* [YOUR INSTRUCTIONS]
In the entries that follow, how many lines contain "brand"? Answer with the number only.

(Collection entries)

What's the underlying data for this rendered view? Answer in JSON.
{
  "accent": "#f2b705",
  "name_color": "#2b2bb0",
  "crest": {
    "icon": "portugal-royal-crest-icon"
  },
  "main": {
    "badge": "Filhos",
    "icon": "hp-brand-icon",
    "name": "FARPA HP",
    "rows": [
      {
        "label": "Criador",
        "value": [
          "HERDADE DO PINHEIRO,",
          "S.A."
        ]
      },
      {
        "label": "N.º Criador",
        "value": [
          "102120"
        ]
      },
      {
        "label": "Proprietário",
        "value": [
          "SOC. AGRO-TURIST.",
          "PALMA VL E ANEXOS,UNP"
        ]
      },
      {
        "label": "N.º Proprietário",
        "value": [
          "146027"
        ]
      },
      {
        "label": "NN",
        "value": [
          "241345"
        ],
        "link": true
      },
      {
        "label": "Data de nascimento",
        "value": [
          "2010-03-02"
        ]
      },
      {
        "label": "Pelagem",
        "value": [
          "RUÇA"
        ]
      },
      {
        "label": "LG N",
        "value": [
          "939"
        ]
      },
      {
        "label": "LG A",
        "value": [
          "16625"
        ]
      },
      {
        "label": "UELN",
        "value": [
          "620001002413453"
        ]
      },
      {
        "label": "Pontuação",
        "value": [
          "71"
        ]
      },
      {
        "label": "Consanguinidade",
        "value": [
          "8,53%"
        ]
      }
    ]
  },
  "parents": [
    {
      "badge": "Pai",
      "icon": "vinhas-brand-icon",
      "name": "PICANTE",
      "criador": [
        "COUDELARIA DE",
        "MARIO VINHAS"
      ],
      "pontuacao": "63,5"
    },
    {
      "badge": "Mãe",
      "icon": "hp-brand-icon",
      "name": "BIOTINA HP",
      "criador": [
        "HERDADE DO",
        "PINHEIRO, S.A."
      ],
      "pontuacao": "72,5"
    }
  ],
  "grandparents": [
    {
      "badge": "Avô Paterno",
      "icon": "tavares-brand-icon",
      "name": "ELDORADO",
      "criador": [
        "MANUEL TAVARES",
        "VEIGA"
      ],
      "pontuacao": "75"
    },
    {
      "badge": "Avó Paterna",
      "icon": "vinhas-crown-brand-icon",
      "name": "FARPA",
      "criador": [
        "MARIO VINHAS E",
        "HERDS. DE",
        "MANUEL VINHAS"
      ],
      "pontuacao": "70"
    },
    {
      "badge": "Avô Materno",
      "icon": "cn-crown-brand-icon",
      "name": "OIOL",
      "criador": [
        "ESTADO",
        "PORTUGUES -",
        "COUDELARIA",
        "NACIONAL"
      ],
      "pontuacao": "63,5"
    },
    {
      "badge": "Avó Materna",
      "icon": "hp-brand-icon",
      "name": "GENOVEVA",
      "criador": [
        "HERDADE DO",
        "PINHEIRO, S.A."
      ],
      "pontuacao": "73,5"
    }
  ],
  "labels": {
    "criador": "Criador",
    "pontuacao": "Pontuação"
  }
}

* [FINAL ANSWER]
7